# Written problem
Return the lines unchanged from the beginning of the records through the line that contains "closing: Yours sincerely, <box>582", including that line.

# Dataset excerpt
⟨

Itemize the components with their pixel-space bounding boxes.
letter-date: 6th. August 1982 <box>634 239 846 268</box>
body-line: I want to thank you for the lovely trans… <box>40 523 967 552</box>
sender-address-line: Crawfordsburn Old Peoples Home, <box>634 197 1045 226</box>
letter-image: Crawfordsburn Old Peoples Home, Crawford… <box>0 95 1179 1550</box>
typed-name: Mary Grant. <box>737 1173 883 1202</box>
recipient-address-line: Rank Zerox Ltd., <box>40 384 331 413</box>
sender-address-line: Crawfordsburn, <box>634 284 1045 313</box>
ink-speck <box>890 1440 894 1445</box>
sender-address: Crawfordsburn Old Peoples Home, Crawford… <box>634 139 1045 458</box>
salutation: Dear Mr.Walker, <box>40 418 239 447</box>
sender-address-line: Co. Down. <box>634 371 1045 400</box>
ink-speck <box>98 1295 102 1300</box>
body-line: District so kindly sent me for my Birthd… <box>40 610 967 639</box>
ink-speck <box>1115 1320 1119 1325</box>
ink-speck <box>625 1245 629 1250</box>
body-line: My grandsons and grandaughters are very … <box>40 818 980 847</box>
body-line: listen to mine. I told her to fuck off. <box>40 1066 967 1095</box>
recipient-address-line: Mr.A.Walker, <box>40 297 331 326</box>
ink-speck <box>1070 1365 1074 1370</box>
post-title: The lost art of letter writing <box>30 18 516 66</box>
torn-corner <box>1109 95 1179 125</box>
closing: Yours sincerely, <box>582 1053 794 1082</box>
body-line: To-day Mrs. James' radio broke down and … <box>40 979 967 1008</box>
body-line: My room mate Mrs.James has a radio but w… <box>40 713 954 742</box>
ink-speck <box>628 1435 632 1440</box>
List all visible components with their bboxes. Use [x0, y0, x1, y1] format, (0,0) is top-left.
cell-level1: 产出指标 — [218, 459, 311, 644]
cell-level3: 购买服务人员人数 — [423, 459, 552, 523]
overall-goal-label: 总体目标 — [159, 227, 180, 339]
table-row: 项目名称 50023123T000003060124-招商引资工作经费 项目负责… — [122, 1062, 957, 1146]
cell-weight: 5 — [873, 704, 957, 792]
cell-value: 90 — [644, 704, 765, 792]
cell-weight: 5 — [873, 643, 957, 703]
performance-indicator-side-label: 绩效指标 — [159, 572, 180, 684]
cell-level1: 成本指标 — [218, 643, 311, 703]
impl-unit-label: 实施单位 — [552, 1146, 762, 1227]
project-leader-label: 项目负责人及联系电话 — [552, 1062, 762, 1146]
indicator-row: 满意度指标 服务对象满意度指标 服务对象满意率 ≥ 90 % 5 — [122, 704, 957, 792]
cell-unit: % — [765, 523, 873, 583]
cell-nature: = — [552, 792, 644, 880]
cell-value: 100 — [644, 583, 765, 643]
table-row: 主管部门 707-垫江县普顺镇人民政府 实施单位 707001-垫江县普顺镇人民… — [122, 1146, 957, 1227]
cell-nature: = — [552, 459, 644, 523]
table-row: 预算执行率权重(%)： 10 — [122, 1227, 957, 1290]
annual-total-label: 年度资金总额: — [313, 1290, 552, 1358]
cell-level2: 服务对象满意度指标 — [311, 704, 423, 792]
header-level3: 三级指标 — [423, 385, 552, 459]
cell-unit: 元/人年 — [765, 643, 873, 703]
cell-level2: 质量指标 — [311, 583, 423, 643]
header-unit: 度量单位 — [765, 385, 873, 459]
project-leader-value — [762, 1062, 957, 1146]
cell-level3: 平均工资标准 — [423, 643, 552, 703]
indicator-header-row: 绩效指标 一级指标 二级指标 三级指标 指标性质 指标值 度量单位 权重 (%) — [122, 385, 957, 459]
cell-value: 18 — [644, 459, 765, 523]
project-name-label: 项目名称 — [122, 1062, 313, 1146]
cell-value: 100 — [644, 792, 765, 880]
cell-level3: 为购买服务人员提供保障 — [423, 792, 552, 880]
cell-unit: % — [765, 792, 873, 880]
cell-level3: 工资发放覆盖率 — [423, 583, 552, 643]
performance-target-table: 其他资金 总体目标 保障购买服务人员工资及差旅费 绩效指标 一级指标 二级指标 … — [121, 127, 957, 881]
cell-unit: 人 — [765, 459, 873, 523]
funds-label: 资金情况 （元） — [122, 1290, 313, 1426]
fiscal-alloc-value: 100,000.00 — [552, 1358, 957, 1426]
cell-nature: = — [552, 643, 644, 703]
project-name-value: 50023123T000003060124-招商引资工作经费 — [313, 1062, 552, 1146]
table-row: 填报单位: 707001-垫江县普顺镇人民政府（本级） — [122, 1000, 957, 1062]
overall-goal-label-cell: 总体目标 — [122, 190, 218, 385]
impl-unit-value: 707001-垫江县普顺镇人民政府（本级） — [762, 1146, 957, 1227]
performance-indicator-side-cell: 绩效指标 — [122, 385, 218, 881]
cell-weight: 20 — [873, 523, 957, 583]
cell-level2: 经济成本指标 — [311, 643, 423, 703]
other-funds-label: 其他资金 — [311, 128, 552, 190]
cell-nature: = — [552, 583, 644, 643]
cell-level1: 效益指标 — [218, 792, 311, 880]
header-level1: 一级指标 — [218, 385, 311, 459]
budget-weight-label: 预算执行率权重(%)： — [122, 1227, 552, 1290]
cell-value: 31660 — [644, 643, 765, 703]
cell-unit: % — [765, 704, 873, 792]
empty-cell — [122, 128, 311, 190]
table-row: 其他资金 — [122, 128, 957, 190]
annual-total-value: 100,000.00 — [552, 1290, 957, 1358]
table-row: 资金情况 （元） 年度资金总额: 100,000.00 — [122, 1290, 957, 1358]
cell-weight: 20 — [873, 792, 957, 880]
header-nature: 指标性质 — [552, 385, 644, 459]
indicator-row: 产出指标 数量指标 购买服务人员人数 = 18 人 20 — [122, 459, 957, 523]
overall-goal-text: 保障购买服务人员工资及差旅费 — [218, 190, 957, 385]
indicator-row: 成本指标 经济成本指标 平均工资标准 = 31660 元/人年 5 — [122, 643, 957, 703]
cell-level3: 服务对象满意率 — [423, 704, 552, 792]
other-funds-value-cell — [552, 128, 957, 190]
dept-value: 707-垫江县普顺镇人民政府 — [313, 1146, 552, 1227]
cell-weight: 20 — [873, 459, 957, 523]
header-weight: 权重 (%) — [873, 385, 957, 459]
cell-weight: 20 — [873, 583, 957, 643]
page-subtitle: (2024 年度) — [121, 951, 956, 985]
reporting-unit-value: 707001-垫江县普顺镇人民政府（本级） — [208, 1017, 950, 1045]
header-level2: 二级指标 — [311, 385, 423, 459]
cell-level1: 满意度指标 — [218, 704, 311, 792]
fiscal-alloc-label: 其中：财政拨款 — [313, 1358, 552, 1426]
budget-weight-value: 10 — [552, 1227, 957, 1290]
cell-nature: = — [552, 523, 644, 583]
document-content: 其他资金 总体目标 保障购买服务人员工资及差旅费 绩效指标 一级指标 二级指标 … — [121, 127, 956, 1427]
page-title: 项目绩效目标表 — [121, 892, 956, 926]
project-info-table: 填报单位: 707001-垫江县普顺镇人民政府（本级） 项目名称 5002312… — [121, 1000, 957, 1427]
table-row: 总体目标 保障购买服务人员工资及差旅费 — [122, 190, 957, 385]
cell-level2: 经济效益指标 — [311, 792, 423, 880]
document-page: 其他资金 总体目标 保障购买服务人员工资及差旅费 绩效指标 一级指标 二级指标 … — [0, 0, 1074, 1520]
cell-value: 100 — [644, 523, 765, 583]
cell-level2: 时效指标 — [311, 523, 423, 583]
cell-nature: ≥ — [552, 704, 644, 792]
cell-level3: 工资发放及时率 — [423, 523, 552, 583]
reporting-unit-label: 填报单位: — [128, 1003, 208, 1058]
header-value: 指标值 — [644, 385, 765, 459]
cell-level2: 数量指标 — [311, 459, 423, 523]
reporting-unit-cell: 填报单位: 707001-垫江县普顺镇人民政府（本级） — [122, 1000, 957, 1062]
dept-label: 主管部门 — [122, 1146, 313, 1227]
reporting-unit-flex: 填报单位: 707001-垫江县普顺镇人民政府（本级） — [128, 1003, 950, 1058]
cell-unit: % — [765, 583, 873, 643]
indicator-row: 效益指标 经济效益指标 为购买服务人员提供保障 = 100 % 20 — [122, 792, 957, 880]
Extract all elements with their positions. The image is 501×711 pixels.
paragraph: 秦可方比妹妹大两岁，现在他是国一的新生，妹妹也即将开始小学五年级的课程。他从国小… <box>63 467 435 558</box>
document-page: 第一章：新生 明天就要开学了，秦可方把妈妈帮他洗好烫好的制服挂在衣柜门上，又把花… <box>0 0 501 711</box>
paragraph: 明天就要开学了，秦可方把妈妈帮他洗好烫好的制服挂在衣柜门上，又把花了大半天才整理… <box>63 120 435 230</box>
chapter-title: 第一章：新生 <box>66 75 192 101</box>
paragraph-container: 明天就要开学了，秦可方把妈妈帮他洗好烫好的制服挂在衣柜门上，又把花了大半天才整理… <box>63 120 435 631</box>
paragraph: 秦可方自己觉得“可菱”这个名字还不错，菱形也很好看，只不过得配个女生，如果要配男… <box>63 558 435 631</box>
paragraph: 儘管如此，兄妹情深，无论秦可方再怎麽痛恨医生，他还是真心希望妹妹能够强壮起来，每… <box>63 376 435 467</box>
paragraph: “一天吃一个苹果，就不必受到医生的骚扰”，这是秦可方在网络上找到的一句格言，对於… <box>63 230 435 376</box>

⟩

# Full solution
Itemize the components with their pixel-space bounding boxes.
letter-date: 6th. August 1982 <box>634 239 846 268</box>
body-line: I want to thank you for the lovely trans… <box>40 523 967 552</box>
sender-address-line: Crawfordsburn Old Peoples Home, <box>634 197 1045 226</box>
letter-image: Crawfordsburn Old Peoples Home, Crawford… <box>0 95 1179 1550</box>
typed-name: Mary Grant. <box>737 1173 883 1202</box>
recipient-address-line: Rank Zerox Ltd., <box>40 384 331 413</box>
sender-address-line: Crawfordsburn, <box>634 284 1045 313</box>
ink-speck <box>890 1440 894 1445</box>
sender-address: Crawfordsburn Old Peoples Home, Crawford… <box>634 139 1045 458</box>
salutation: Dear Mr.Walker, <box>40 418 239 447</box>
sender-address-line: Co. Down. <box>634 371 1045 400</box>
ink-speck <box>98 1295 102 1300</box>
body-line: District so kindly sent me for my Birthd… <box>40 610 967 639</box>
ink-speck <box>1115 1320 1119 1325</box>
ink-speck <box>625 1245 629 1250</box>
body-line: My grandsons and grandaughters are very … <box>40 818 980 847</box>
body-line: listen to mine. I told her to fuck off. <box>40 1066 967 1095</box>
recipient-address-line: Mr.A.Walker, <box>40 297 331 326</box>
ink-speck <box>1070 1365 1074 1370</box>
post-title: The lost art of letter writing <box>30 18 516 66</box>
torn-corner <box>1109 95 1179 125</box>
closing: Yours sincerely, <box>582 1053 794 1082</box>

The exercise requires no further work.